** START Record extracts **

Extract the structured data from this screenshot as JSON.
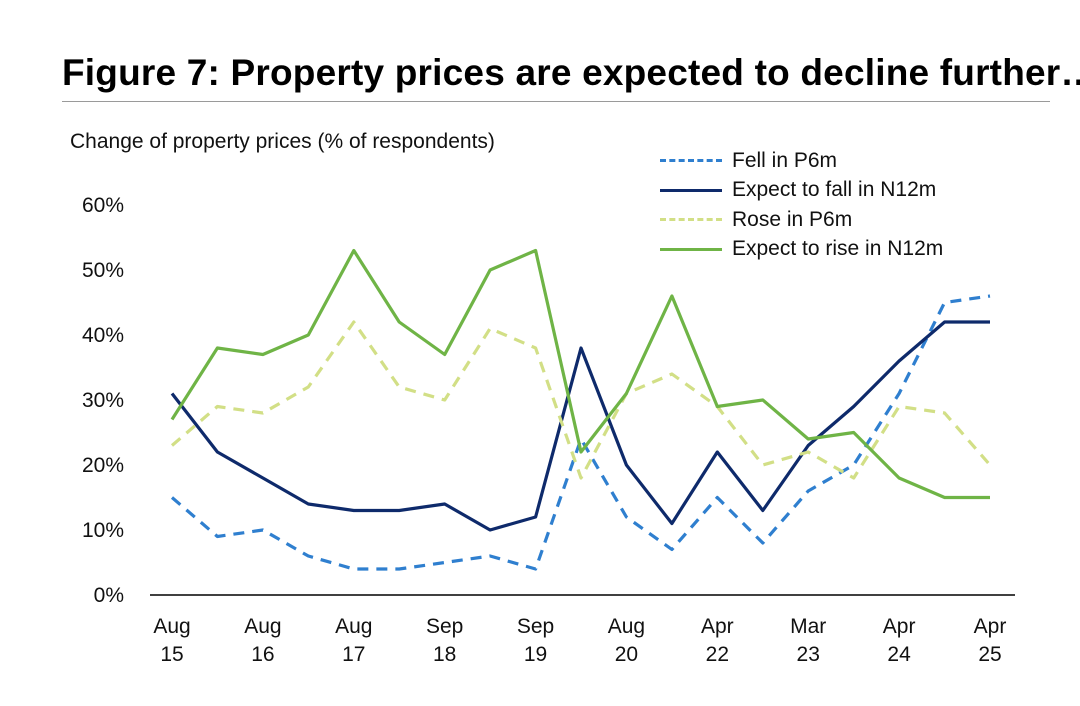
{
  "figure": {
    "title": "Figure 7: Property prices are expected to decline further…",
    "subtitle": "Change of property prices (% of respondents)"
  },
  "colors": {
    "fell_p6m": "#2f7fcf",
    "expect_fall": "#0e2a6b",
    "rose_p6m": "#d2df86",
    "expect_rise": "#6fb446",
    "axis": "#000000"
  },
  "chart_data": {
    "type": "line",
    "title": "Figure 7: Property prices are expected to decline further…",
    "ylabel": "Change of property prices (% of respondents)",
    "xlabel": "",
    "ylim": [
      0,
      60
    ],
    "yticks": [
      0,
      10,
      20,
      30,
      40,
      50,
      60
    ],
    "ytick_labels": [
      "0%",
      "10%",
      "20%",
      "30%",
      "40%",
      "50%",
      "60%"
    ],
    "x_tick_labels": [
      [
        "Aug",
        "15"
      ],
      [
        "Aug",
        "16"
      ],
      [
        "Aug",
        "17"
      ],
      [
        "Sep",
        "18"
      ],
      [
        "Sep",
        "19"
      ],
      [
        "Aug",
        "20"
      ],
      [
        "Apr",
        "22"
      ],
      [
        "Mar",
        "23"
      ],
      [
        "Apr",
        "24"
      ],
      [
        "Apr",
        "25"
      ]
    ],
    "survey_points": 19,
    "legend_position": "top-right",
    "series": [
      {
        "name": "Fell in P6m",
        "style": "dashed",
        "colorKey": "fell_p6m",
        "values": [
          15,
          9,
          10,
          6,
          4,
          4,
          5,
          6,
          4,
          24,
          12,
          7,
          15,
          8,
          16,
          20,
          31,
          45,
          46
        ]
      },
      {
        "name": "Expect to fall in N12m",
        "style": "solid",
        "colorKey": "expect_fall",
        "values": [
          31,
          22,
          18,
          14,
          13,
          13,
          14,
          10,
          12,
          38,
          20,
          11,
          22,
          13,
          23,
          29,
          36,
          42,
          42
        ]
      },
      {
        "name": "Rose in P6m",
        "style": "dashed",
        "colorKey": "rose_p6m",
        "values": [
          23,
          29,
          28,
          32,
          42,
          32,
          30,
          41,
          38,
          18,
          31,
          34,
          29,
          20,
          22,
          18,
          29,
          28,
          20
        ]
      },
      {
        "name": "Expect to rise in N12m",
        "style": "solid",
        "colorKey": "expect_rise",
        "values": [
          27,
          38,
          37,
          40,
          53,
          42,
          37,
          50,
          53,
          22,
          31,
          46,
          29,
          30,
          24,
          25,
          18,
          15,
          15
        ]
      }
    ]
  }
}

** END Record extracts **

● **What you will do**
Gather every line containing the word "prices" and copy it.

● **Finished answer**
    "title": "Figure 7: Property prices are expected to decline further…",
    "subtitle": "Change of property prices (% of respondents)"
    "title": "Figure 7: Property prices are expected to decline further…",
    "ylabel": "Change of property prices (% of respondents)",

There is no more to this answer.